** START Exercise inputs **

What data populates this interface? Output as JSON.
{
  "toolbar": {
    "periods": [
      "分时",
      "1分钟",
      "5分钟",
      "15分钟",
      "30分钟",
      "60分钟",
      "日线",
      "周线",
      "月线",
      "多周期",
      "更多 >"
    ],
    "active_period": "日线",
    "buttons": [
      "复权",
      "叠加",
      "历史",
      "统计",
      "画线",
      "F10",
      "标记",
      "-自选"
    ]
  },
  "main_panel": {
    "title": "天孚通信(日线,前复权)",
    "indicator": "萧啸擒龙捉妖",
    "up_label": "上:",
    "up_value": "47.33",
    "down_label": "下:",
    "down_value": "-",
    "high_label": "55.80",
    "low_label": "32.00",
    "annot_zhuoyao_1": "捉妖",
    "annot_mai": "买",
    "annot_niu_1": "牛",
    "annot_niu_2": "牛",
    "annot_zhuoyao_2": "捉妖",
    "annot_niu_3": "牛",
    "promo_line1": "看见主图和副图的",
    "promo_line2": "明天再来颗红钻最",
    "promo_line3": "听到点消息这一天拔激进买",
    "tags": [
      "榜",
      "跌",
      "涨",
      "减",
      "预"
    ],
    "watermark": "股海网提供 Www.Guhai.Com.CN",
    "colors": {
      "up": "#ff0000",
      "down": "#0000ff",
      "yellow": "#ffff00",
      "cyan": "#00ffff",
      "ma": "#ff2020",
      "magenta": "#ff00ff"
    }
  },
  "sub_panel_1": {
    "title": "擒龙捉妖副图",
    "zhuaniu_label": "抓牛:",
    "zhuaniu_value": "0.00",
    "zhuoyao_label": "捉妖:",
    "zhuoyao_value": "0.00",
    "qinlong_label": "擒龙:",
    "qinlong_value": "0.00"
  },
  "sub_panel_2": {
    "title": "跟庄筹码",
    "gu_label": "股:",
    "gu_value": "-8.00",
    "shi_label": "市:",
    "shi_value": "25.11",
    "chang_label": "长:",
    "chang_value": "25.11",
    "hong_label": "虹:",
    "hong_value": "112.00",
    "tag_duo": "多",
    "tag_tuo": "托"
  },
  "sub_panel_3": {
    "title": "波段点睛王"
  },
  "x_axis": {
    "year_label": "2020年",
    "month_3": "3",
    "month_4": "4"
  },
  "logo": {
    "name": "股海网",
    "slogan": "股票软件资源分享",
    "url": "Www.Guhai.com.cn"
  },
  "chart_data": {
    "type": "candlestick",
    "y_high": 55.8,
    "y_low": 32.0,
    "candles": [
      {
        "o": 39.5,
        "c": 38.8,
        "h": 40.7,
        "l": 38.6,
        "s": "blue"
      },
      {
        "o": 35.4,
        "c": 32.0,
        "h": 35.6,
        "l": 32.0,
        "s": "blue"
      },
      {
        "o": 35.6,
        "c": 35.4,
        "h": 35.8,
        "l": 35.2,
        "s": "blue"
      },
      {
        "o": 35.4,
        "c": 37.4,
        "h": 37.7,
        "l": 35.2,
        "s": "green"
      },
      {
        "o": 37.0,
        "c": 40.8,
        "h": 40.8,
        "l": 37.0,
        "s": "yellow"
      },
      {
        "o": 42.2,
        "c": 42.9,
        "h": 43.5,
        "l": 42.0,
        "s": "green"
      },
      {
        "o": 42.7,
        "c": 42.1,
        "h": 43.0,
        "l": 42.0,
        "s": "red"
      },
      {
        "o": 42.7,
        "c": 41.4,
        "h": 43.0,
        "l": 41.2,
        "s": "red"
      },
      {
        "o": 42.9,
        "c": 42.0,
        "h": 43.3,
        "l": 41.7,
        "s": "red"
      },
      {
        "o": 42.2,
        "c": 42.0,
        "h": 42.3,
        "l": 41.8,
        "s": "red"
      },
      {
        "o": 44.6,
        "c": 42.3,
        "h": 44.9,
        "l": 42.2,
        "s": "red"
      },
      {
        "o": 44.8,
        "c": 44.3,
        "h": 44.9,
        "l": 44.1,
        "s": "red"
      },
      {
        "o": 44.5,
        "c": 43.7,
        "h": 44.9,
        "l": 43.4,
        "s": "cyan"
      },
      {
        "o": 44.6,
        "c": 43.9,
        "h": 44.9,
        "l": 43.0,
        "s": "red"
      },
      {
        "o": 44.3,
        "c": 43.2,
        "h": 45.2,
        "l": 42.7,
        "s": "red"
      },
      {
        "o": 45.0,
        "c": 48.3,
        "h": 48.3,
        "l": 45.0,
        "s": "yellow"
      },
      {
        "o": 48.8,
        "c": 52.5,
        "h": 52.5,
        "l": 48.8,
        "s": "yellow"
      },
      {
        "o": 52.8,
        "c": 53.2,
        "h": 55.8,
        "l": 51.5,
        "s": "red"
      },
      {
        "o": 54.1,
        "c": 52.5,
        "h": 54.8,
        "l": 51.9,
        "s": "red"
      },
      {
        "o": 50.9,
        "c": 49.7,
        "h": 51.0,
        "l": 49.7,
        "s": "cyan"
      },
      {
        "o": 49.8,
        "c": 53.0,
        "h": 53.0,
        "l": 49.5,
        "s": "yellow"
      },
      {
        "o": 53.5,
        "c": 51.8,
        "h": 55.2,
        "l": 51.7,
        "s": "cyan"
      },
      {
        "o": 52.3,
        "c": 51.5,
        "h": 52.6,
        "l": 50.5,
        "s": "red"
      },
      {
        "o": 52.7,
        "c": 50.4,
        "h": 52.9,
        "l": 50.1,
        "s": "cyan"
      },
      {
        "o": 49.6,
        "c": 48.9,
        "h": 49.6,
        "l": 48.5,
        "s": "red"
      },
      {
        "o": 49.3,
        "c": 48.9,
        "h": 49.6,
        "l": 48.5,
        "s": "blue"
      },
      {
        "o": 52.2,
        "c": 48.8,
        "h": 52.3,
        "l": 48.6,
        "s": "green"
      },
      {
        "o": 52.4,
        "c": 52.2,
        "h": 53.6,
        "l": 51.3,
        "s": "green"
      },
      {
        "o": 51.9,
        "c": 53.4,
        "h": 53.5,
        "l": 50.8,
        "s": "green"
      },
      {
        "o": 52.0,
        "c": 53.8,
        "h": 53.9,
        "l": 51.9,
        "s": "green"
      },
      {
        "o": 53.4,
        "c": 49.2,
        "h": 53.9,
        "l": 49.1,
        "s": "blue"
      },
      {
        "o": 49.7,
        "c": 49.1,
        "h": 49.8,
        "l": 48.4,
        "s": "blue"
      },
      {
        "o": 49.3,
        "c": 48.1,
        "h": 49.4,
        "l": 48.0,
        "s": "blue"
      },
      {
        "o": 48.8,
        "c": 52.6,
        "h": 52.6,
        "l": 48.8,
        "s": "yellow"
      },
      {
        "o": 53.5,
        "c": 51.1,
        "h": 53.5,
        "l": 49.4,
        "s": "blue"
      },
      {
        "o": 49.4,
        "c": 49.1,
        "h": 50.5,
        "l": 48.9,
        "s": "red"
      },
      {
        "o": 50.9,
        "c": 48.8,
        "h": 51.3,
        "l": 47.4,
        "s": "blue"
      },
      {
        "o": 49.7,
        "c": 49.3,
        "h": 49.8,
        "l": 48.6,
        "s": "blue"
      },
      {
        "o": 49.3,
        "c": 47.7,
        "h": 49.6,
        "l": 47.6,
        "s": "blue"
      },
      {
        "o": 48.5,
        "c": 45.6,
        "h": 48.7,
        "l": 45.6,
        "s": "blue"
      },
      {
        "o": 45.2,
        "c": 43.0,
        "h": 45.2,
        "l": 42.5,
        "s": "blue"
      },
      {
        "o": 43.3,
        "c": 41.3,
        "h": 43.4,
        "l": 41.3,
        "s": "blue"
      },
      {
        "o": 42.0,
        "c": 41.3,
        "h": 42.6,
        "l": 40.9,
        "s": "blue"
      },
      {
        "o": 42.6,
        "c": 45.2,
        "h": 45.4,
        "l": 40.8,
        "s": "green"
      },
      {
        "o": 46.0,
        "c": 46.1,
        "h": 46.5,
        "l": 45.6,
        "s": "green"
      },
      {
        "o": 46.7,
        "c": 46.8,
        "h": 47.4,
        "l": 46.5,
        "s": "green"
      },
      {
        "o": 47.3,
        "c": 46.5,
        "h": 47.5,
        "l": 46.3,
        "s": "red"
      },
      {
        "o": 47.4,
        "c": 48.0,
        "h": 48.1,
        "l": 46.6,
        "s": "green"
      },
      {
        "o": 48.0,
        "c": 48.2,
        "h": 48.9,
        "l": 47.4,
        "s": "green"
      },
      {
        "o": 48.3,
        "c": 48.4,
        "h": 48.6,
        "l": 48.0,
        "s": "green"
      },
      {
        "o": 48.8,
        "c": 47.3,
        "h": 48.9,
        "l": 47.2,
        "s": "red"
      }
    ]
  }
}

** END Exercise inputs **

- [Exercise]: Look through the entries above and report the number of lines that contain "title". Write only the number.

- [The output]: 4